[Your goal] Whenever a line of the entries below holds the string "name", copy that line and return it.

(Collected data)
-*-
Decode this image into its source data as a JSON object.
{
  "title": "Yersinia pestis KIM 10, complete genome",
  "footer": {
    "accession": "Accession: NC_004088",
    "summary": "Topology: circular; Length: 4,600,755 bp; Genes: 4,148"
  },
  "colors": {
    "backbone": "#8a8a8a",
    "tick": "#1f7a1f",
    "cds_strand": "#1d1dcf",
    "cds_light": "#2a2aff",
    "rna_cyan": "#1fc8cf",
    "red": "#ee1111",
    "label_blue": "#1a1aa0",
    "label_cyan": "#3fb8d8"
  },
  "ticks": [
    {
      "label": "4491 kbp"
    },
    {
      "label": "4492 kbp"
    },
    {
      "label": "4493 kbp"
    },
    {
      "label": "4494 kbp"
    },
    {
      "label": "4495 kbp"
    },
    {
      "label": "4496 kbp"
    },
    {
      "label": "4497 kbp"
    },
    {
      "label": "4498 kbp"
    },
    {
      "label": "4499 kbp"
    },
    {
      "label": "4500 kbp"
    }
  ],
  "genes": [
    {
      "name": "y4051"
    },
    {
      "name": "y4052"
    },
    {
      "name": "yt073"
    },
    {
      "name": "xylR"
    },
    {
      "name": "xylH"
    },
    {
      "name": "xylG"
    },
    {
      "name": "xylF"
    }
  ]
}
-*-
[Result]
      "name": "y4051"
      "name": "y4052"
      "name": "yt073"
      "name": "xylR"
      "name": "xylH"
      "name": "xylG"
      "name": "xylF"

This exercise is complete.